## [PROBLEM DETAILS]
Identify every line containing the word "dressés" and reproduce each one.

## [Rows from a dataset]
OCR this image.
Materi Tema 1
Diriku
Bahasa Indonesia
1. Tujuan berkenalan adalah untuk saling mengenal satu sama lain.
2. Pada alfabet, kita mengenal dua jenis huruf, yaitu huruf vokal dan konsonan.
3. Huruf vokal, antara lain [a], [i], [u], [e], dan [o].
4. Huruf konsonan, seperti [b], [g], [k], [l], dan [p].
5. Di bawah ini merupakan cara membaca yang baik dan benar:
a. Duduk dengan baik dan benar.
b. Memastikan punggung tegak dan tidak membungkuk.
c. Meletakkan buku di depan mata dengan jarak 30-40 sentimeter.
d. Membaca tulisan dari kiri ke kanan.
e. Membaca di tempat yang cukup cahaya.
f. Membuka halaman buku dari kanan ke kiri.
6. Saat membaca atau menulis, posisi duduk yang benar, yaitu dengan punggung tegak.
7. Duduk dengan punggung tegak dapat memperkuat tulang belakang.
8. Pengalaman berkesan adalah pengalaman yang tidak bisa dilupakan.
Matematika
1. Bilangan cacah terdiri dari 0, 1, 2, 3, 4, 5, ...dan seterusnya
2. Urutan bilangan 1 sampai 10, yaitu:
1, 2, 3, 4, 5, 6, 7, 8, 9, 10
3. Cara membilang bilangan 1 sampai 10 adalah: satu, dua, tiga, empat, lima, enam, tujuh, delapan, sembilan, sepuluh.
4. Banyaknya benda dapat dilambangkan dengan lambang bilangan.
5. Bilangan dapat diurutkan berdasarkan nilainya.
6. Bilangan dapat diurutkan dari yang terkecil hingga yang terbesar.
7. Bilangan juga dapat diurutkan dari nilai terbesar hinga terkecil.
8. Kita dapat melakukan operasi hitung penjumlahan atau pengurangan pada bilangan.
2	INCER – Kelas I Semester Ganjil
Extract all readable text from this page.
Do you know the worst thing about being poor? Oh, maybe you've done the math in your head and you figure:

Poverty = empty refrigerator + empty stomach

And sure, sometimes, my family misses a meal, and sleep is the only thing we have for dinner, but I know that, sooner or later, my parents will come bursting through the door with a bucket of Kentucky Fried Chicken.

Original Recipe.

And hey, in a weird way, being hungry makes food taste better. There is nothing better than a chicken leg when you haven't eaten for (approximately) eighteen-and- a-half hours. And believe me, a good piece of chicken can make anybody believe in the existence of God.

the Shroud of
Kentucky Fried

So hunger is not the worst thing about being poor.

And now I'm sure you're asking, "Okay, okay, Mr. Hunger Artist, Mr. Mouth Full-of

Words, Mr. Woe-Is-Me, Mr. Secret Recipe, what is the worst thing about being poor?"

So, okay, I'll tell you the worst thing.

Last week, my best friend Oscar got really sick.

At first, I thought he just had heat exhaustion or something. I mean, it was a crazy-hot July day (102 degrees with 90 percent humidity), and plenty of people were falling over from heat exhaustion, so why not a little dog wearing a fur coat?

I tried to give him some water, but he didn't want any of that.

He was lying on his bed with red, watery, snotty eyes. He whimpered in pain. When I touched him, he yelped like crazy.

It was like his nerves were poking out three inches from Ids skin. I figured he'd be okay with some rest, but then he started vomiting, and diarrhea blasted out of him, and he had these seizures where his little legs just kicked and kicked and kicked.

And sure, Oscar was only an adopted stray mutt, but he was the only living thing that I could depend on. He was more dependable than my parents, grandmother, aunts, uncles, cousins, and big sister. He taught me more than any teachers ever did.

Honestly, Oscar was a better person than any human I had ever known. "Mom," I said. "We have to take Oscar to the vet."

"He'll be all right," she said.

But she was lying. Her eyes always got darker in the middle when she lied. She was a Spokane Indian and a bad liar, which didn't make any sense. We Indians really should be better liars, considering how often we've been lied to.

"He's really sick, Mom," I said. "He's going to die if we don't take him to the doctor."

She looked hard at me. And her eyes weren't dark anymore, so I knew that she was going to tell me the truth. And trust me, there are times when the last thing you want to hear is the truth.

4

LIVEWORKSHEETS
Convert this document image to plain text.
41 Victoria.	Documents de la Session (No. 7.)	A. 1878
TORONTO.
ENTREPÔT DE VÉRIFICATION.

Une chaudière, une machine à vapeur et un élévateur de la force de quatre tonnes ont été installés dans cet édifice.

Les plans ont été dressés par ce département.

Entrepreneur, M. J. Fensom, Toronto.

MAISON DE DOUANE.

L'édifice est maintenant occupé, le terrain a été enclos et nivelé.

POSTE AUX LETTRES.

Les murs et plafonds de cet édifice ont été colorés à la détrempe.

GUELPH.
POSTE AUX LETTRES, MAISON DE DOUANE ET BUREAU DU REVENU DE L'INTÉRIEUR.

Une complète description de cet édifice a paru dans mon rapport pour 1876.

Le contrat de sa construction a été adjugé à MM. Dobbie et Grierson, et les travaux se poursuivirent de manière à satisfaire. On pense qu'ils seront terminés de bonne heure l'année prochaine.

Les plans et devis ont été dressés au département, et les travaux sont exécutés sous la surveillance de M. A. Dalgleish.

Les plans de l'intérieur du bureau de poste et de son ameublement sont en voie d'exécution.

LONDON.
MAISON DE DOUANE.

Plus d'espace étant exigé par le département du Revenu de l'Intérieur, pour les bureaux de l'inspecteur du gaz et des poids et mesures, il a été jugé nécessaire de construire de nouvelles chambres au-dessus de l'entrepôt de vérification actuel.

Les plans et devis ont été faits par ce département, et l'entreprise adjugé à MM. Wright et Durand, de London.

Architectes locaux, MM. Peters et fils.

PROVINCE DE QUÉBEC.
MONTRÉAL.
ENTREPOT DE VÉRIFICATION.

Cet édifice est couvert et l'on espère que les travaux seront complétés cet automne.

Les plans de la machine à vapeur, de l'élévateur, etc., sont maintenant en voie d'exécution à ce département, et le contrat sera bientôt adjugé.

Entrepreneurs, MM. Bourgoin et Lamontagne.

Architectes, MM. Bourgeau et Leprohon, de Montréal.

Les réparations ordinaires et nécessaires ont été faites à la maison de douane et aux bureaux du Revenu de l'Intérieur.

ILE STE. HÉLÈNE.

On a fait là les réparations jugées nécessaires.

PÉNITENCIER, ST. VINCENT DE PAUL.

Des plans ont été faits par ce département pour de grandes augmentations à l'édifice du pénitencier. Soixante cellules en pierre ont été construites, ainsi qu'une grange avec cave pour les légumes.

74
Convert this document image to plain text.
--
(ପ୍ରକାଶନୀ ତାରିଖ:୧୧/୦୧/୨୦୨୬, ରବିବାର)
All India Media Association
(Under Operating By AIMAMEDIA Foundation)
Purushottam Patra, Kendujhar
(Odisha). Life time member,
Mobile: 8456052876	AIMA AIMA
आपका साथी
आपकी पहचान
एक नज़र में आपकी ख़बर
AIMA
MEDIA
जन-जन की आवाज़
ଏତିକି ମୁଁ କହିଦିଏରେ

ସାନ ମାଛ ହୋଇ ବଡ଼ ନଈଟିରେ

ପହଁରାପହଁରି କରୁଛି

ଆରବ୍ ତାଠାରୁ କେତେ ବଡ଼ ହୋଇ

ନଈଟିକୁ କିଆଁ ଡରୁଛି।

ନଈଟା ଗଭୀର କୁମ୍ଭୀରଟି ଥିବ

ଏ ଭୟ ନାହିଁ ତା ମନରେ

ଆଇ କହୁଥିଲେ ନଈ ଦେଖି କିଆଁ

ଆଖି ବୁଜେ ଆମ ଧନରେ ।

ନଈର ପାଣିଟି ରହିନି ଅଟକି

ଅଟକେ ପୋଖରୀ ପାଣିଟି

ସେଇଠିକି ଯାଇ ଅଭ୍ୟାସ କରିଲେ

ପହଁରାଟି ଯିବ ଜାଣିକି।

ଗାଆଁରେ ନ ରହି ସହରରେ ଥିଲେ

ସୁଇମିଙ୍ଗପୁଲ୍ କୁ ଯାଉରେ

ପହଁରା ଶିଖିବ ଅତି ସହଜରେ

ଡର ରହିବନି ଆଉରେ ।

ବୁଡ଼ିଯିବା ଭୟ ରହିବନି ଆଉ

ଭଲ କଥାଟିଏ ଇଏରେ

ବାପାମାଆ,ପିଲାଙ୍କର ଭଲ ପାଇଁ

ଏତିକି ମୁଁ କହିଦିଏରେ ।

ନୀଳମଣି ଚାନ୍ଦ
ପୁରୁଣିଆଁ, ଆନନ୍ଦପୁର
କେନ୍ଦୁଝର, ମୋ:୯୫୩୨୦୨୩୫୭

## [EXERCISE OUTPUT]
Les plans ont été dressés par ce département.
Les plans et devis ont été dressés au département, et les travaux sont exécutés sous la surveillance de M. A. Dalgleish.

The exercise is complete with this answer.